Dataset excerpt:
====================
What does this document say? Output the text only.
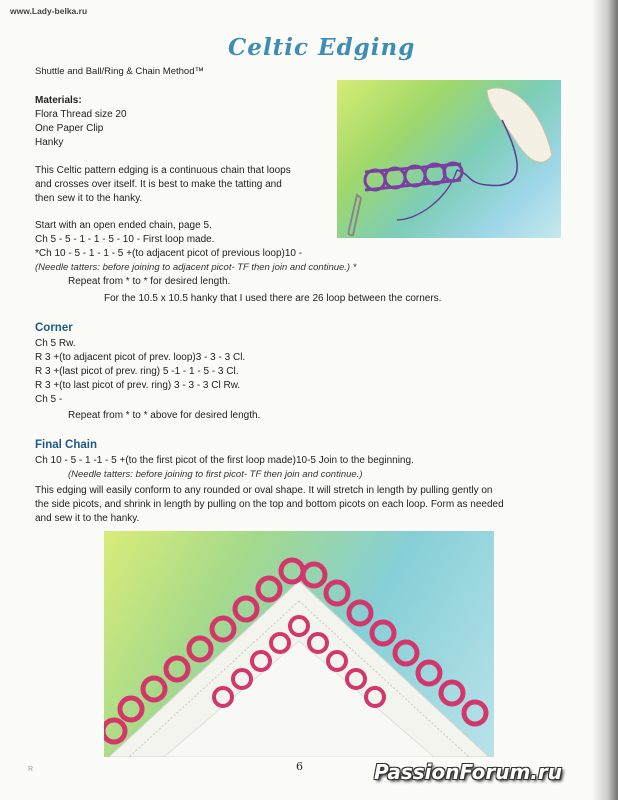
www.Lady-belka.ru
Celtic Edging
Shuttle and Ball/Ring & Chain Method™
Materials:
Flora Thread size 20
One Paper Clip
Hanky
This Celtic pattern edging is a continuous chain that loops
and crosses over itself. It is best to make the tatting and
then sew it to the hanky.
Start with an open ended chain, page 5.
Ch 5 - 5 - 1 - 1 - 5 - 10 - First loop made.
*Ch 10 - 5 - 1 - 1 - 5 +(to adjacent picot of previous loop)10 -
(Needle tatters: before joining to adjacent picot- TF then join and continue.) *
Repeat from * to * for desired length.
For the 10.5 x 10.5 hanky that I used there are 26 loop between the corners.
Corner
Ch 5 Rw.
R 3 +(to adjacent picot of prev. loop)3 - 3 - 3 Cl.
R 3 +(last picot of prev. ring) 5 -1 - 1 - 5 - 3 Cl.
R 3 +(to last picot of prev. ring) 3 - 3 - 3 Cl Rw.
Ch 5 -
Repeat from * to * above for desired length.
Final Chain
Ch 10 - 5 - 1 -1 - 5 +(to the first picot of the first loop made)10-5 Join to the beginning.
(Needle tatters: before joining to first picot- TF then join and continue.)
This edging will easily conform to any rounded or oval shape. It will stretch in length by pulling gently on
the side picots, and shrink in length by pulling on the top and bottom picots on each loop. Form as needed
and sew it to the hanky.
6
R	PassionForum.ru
====================
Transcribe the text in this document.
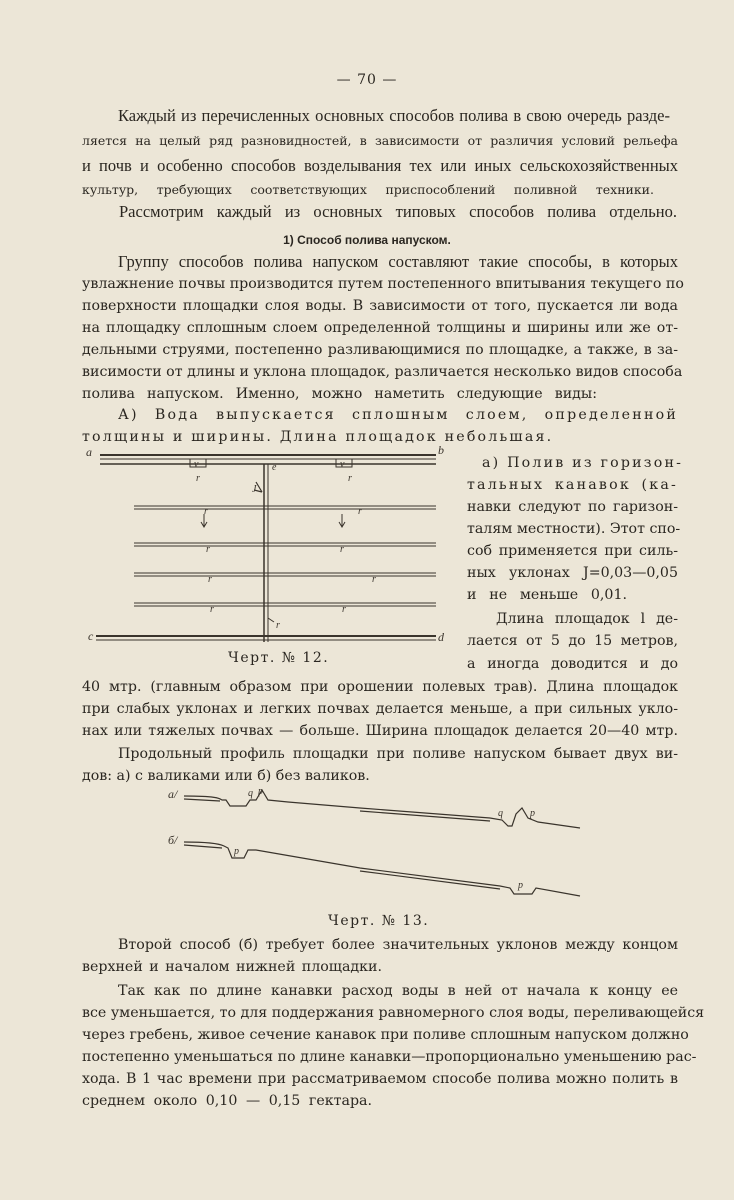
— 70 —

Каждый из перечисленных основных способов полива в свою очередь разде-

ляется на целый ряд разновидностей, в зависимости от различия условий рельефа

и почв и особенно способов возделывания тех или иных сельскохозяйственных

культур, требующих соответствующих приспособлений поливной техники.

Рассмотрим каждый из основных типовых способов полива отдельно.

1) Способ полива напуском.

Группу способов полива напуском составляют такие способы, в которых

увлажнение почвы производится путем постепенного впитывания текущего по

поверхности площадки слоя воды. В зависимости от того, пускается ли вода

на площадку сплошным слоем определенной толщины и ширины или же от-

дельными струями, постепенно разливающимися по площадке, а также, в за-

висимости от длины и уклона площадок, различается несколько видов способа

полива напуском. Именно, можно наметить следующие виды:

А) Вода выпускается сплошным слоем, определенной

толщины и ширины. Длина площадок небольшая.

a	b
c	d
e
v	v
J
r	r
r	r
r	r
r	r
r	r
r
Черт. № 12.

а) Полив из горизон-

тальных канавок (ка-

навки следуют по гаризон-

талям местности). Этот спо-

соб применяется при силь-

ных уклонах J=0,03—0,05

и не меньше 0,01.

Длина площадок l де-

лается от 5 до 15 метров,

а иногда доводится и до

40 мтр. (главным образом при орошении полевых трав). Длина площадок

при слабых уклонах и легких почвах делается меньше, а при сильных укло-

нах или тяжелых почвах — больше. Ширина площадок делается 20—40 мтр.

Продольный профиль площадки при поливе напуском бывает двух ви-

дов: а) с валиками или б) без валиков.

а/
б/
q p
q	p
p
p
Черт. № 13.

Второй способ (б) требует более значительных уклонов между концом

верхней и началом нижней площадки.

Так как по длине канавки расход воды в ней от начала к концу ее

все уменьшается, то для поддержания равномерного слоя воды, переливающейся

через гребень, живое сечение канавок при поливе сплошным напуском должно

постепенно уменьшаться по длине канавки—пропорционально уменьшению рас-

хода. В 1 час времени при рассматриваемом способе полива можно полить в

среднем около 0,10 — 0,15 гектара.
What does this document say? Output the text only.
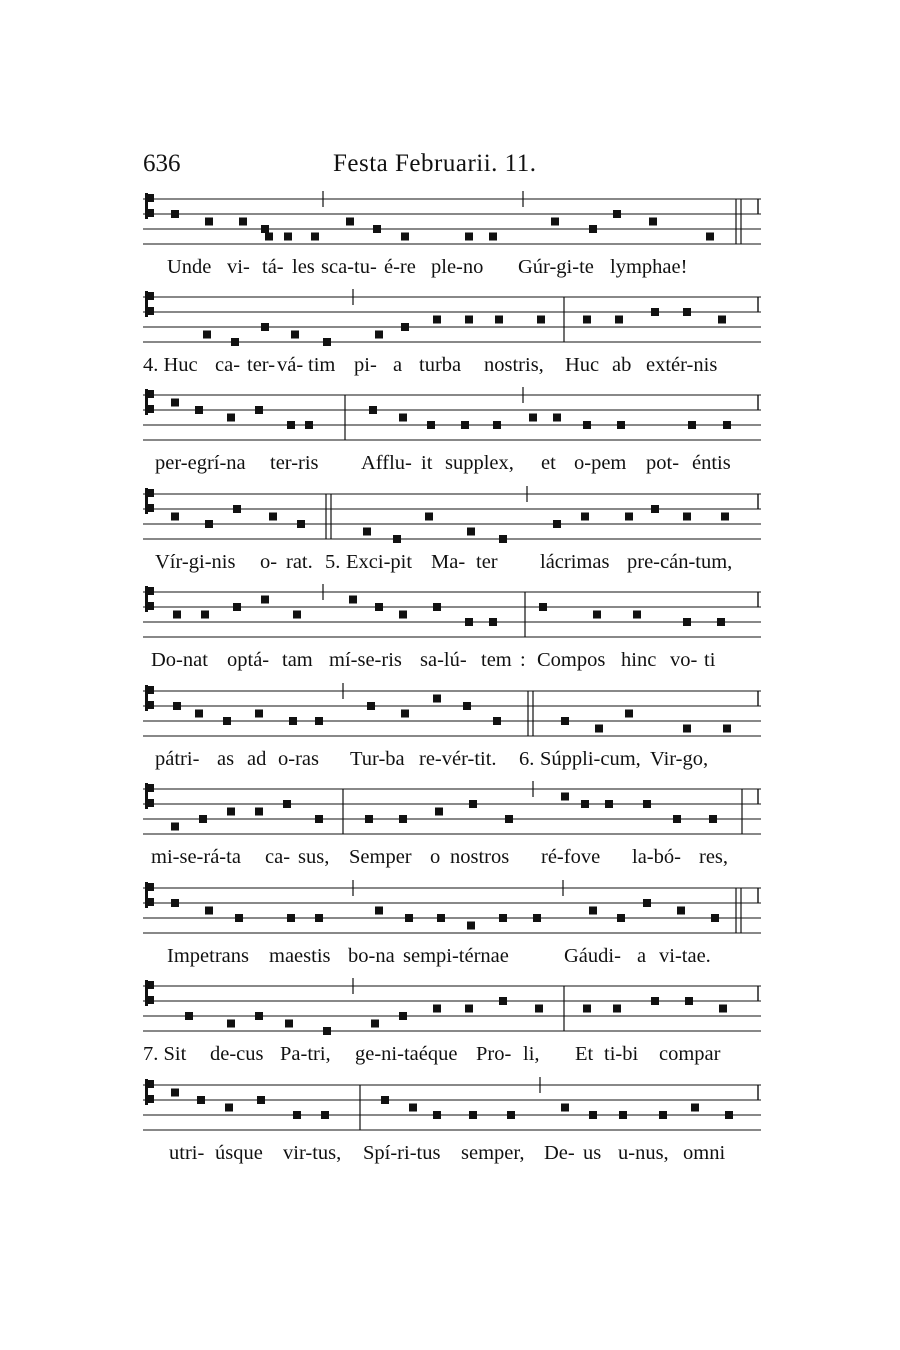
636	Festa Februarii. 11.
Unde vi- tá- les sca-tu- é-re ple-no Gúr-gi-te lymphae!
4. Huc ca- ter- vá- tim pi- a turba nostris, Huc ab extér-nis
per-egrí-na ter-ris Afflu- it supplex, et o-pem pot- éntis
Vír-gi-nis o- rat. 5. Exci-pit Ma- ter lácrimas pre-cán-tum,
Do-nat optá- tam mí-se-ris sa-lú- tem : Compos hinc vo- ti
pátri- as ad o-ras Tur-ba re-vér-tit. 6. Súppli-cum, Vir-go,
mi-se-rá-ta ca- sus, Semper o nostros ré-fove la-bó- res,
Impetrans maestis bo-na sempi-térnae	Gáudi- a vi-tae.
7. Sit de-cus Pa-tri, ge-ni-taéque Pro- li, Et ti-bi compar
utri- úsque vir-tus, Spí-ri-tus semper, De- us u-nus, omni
====================
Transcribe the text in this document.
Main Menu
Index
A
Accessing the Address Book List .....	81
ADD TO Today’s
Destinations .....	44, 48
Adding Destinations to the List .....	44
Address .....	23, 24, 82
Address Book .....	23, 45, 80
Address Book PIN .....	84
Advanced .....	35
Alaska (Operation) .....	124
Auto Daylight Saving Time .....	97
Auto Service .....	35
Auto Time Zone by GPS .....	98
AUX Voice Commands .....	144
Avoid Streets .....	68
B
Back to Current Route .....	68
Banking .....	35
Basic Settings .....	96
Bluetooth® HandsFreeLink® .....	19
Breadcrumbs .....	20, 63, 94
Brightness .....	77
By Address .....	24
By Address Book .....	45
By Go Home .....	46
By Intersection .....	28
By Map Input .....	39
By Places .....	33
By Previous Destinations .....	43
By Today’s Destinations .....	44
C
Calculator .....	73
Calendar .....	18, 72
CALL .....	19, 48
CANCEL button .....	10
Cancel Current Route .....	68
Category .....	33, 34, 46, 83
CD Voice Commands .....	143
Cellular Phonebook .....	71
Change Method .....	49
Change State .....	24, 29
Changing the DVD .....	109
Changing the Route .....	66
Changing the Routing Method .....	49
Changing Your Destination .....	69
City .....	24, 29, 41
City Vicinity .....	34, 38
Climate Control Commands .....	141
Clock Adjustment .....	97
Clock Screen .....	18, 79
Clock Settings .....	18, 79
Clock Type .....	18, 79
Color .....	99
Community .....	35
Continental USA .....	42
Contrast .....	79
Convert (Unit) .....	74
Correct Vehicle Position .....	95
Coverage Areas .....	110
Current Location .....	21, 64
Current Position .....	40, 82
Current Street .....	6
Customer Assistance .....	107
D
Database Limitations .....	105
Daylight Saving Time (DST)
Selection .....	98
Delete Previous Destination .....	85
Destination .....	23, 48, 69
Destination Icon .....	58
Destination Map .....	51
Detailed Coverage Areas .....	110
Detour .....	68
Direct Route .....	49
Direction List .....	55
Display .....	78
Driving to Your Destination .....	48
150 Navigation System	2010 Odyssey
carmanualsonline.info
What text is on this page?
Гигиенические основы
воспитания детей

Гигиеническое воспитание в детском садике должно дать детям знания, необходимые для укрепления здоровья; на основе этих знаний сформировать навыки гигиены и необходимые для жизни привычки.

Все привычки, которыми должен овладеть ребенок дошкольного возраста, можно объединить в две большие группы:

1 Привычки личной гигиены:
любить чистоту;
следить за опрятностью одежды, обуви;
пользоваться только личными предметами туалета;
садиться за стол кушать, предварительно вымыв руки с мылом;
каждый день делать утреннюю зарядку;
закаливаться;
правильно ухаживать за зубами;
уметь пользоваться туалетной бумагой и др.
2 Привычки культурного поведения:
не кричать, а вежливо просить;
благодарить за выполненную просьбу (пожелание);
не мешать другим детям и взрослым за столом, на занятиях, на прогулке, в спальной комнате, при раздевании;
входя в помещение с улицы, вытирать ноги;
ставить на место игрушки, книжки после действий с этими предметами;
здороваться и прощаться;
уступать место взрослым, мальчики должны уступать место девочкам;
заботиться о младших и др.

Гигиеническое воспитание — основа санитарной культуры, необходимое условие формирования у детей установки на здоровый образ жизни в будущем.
====================
Your instructions -
Say how many lines above contain the string "Route". Answer with the number only.

Finished task -
4